START

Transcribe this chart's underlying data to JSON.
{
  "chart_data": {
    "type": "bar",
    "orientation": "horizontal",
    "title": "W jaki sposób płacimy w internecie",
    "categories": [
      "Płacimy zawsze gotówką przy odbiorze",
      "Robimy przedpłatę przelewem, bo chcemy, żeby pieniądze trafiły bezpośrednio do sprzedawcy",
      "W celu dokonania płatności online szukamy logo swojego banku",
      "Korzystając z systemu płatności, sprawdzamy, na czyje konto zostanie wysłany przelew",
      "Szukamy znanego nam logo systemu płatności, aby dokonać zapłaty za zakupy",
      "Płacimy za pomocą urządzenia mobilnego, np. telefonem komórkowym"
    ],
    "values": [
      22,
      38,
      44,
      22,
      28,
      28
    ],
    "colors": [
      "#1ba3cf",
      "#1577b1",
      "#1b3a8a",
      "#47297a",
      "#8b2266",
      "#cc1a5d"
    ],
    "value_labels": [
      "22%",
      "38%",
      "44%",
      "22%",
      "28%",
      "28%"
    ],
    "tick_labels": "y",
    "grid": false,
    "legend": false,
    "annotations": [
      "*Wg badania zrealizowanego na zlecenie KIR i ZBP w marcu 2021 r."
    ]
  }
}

END

- **INSTRUCTION**
Copy each record from above exactly, and include every line.

- **SOLUTION TO THIS TASK**
Transcribe this chart's underlying data to JSON.
{
  "chart_data": {
    "type": "bar",
    "orientation": "horizontal",
    "title": "W jaki sposób płacimy w internecie",
    "categories": [
      "Płacimy zawsze gotówką przy odbiorze",
      "Robimy przedpłatę przelewem, bo chcemy, żeby pieniądze trafiły bezpośrednio do sprzedawcy",
      "W celu dokonania płatności online szukamy logo swojego banku",
      "Korzystając z systemu płatności, sprawdzamy, na czyje konto zostanie wysłany przelew",
      "Szukamy znanego nam logo systemu płatności, aby dokonać zapłaty za zakupy",
      "Płacimy za pomocą urządzenia mobilnego, np. telefonem komórkowym"
    ],
    "values": [
      22,
      38,
      44,
      22,
      28,
      28
    ],
    "colors": [
      "#1ba3cf",
      "#1577b1",
      "#1b3a8a",
      "#47297a",
      "#8b2266",
      "#cc1a5d"
    ],
    "value_labels": [
      "22%",
      "38%",
      "44%",
      "22%",
      "28%",
      "28%"
    ],
    "tick_labels": "y",
    "grid": false,
    "legend": false,
    "annotations": [
      "*Wg badania zrealizowanego na zlecenie KIR i ZBP w marcu 2021 r."
    ]
  }
}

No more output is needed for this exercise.